___ INPUT MATERIAL

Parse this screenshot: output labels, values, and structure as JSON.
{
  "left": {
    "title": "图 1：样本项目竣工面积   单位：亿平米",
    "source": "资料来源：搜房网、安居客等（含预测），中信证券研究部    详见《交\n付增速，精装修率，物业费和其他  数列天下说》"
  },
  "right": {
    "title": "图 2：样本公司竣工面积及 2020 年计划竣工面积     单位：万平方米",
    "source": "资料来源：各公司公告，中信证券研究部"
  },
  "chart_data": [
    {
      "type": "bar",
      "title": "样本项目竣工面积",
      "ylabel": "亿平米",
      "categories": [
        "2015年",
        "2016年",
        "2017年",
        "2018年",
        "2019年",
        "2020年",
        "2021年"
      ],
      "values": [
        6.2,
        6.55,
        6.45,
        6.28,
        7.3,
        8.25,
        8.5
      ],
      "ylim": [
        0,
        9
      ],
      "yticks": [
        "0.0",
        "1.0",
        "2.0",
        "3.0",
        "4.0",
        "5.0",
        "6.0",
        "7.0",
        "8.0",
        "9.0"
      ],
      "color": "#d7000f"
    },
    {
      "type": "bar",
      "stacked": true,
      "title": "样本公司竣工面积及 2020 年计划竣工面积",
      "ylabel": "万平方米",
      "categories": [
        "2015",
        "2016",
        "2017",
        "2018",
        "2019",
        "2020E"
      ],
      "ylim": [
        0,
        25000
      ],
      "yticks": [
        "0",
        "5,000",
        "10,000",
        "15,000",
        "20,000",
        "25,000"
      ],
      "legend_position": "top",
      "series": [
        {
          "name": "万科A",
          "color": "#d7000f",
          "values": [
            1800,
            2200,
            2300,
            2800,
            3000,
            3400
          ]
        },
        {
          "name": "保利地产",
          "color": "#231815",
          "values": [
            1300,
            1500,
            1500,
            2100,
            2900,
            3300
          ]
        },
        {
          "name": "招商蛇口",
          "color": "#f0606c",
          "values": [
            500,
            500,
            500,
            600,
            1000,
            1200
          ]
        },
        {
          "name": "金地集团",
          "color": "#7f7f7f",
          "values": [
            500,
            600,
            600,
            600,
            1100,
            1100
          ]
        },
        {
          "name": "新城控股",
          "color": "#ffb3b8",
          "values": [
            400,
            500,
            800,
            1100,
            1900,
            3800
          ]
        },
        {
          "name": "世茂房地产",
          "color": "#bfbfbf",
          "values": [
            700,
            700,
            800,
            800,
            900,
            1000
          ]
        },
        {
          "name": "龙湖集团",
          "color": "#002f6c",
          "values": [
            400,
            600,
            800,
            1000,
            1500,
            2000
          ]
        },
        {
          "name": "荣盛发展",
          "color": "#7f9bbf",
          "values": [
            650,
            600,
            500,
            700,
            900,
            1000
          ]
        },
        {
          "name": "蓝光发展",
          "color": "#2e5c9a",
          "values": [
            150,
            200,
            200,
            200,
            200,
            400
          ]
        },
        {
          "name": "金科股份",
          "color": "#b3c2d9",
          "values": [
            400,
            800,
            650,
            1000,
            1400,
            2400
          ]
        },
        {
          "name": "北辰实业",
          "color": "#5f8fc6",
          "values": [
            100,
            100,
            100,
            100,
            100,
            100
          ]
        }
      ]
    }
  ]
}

______

» **EXERCISE AIM**
From the listing above, extract every line exactly as it stands.

» **EXERCISE SOLUTION**
Parse this screenshot: output labels, values, and structure as JSON.
{
  "left": {
    "title": "图 1：样本项目竣工面积   单位：亿平米",
    "source": "资料来源：搜房网、安居客等（含预测），中信证券研究部    详见《交\n付增速，精装修率，物业费和其他  数列天下说》"
  },
  "right": {
    "title": "图 2：样本公司竣工面积及 2020 年计划竣工面积     单位：万平方米",
    "source": "资料来源：各公司公告，中信证券研究部"
  },
  "chart_data": [
    {
      "type": "bar",
      "title": "样本项目竣工面积",
      "ylabel": "亿平米",
      "categories": [
        "2015年",
        "2016年",
        "2017年",
        "2018年",
        "2019年",
        "2020年",
        "2021年"
      ],
      "values": [
        6.2,
        6.55,
        6.45,
        6.28,
        7.3,
        8.25,
        8.5
      ],
      "ylim": [
        0,
        9
      ],
      "yticks": [
        "0.0",
        "1.0",
        "2.0",
        "3.0",
        "4.0",
        "5.0",
        "6.0",
        "7.0",
        "8.0",
        "9.0"
      ],
      "color": "#d7000f"
    },
    {
      "type": "bar",
      "stacked": true,
      "title": "样本公司竣工面积及 2020 年计划竣工面积",
      "ylabel": "万平方米",
      "categories": [
        "2015",
        "2016",
        "2017",
        "2018",
        "2019",
        "2020E"
      ],
      "ylim": [
        0,
        25000
      ],
      "yticks": [
        "0",
        "5,000",
        "10,000",
        "15,000",
        "20,000",
        "25,000"
      ],
      "legend_position": "top",
      "series": [
        {
          "name": "万科A",
          "color": "#d7000f",
          "values": [
            1800,
            2200,
            2300,
            2800,
            3000,
            3400
          ]
        },
        {
          "name": "保利地产",
          "color": "#231815",
          "values": [
            1300,
            1500,
            1500,
            2100,
            2900,
            3300
          ]
        },
        {
          "name": "招商蛇口",
          "color": "#f0606c",
          "values": [
            500,
            500,
            500,
            600,
            1000,
            1200
          ]
        },
        {
          "name": "金地集团",
          "color": "#7f7f7f",
          "values": [
            500,
            600,
            600,
            600,
            1100,
            1100
          ]
        },
        {
          "name": "新城控股",
          "color": "#ffb3b8",
          "values": [
            400,
            500,
            800,
            1100,
            1900,
            3800
          ]
        },
        {
          "name": "世茂房地产",
          "color": "#bfbfbf",
          "values": [
            700,
            700,
            800,
            800,
            900,
            1000
          ]
        },
        {
          "name": "龙湖集团",
          "color": "#002f6c",
          "values": [
            400,
            600,
            800,
            1000,
            1500,
            2000
          ]
        },
        {
          "name": "荣盛发展",
          "color": "#7f9bbf",
          "values": [
            650,
            600,
            500,
            700,
            900,
            1000
          ]
        },
        {
          "name": "蓝光发展",
          "color": "#2e5c9a",
          "values": [
            150,
            200,
            200,
            200,
            200,
            400
          ]
        },
        {
          "name": "金科股份",
          "color": "#b3c2d9",
          "values": [
            400,
            800,
            650,
            1000,
            1400,
            2400
          ]
        },
        {
          "name": "北辰实业",
          "color": "#5f8fc6",
          "values": [
            100,
            100,
            100,
            100,
            100,
            100
          ]
        }
      ]
    }
  ]
}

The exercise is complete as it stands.